Figure data in JSON
******

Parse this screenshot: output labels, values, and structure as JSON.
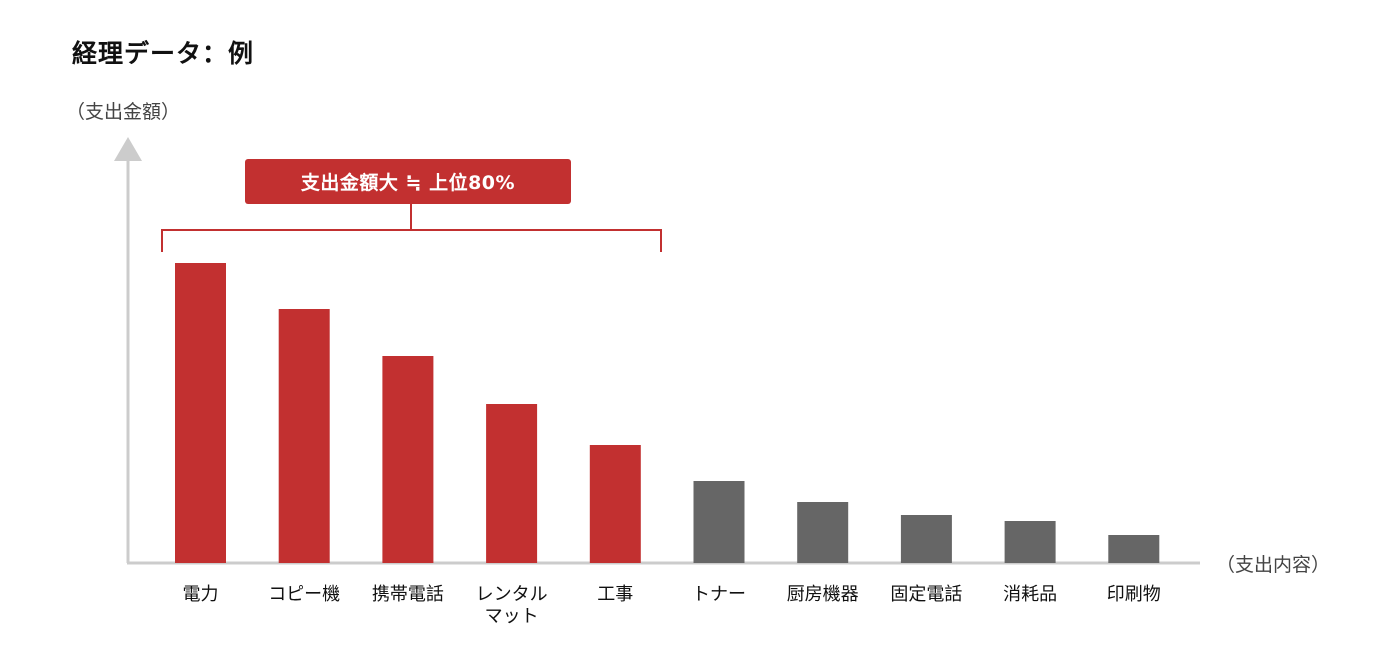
{
  "title": "経理データ：例",
  "chart_data": {
    "type": "bar",
    "ylabel": "（支出金額）",
    "xlabel": "（支出内容）",
    "categories": [
      "電力",
      "コピー機",
      "携帯電話",
      "レンタル\nマット",
      "工事",
      "トナー",
      "厨房機器",
      "固定電話",
      "消耗品",
      "印刷物"
    ],
    "values": [
      300,
      254,
      207,
      159,
      118,
      82,
      61,
      48,
      42,
      28
    ],
    "ylim": [
      0,
      400
    ],
    "highlight_count": 5,
    "annotation": "支出金額大 ≒ 上位80%",
    "colors": {
      "highlight": "#c23030",
      "other": "#666666",
      "axis": "#cccccc",
      "bracket": "#c23030"
    },
    "grid": false
  }
}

******

**TO BE DONE:** Repeat the preceding records precisely, and leave every picture out of the copy.

**WRITTEN SOLUTION:**
Parse this screenshot: output labels, values, and structure as JSON.
{
  "title": "経理データ：例",
  "chart_data": {
    "type": "bar",
    "ylabel": "（支出金額）",
    "xlabel": "（支出内容）",
    "categories": [
      "電力",
      "コピー機",
      "携帯電話",
      "レンタル\nマット",
      "工事",
      "トナー",
      "厨房機器",
      "固定電話",
      "消耗品",
      "印刷物"
    ],
    "values": [
      300,
      254,
      207,
      159,
      118,
      82,
      61,
      48,
      42,
      28
    ],
    "ylim": [
      0,
      400
    ],
    "highlight_count": 5,
    "annotation": "支出金額大 ≒ 上位80%",
    "colors": {
      "highlight": "#c23030",
      "other": "#666666",
      "axis": "#cccccc",
      "bracket": "#c23030"
    },
    "grid": false
  }
}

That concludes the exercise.